AIM
Search the listing below for the string "annotation" and show each line that contains it.

(Extracted records)
============================================================
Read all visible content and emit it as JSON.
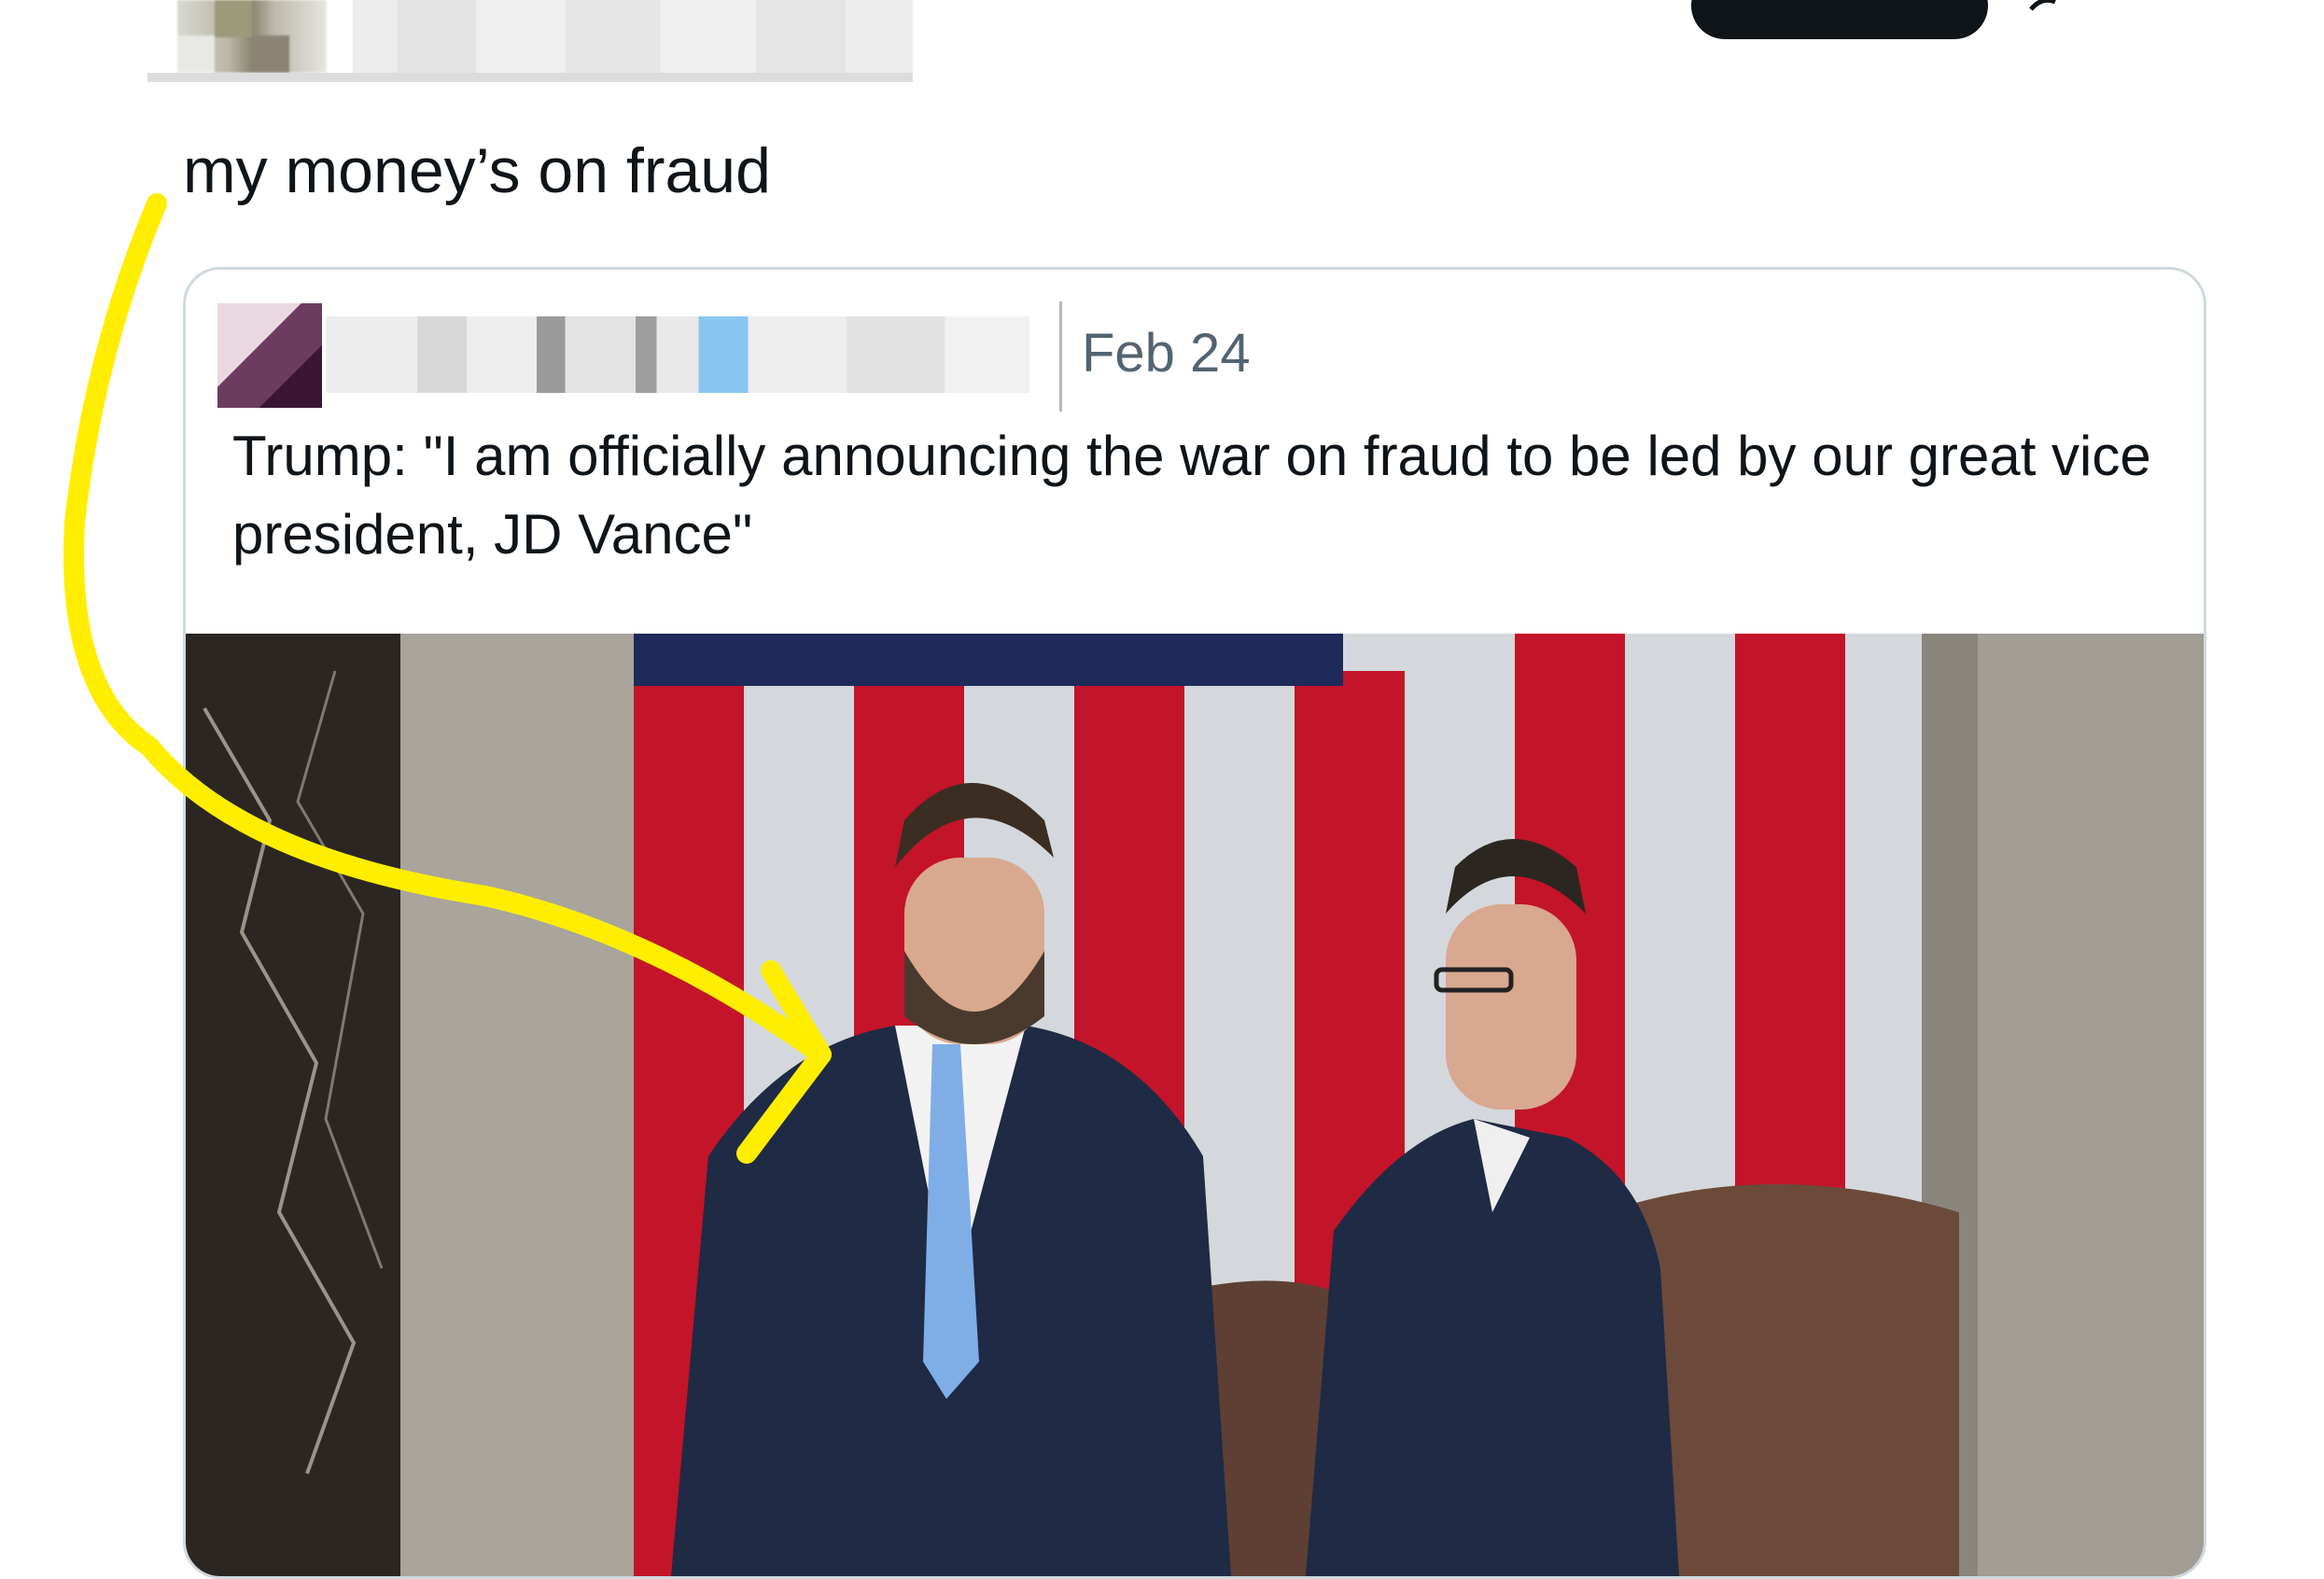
{
  "tweet": {
    "text": "my money’s on fraud"
  },
  "quoted_tweet": {
    "date": "Feb 24",
    "text": "Trump: \"I am officially announcing the war on fraud to be led by our great vice president, JD Vance\""
  },
  "colors": {
    "text_primary": "#0f1419",
    "text_secondary": "#536471",
    "card_border": "#cfd9de",
    "annotation": "#ffee00",
    "flag_red": "#c3142a",
    "flag_white": "#d4d8dc",
    "flag_blue": "#1d2a5a"
  },
  "icons": {
    "more": "more-options-icon",
    "arrow": "yellow-arrow-annotation"
  }
}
============================================================
EXPECTED ANSWER
    "annotation": "#ffee00",
    "arrow": "yellow-arrow-annotation"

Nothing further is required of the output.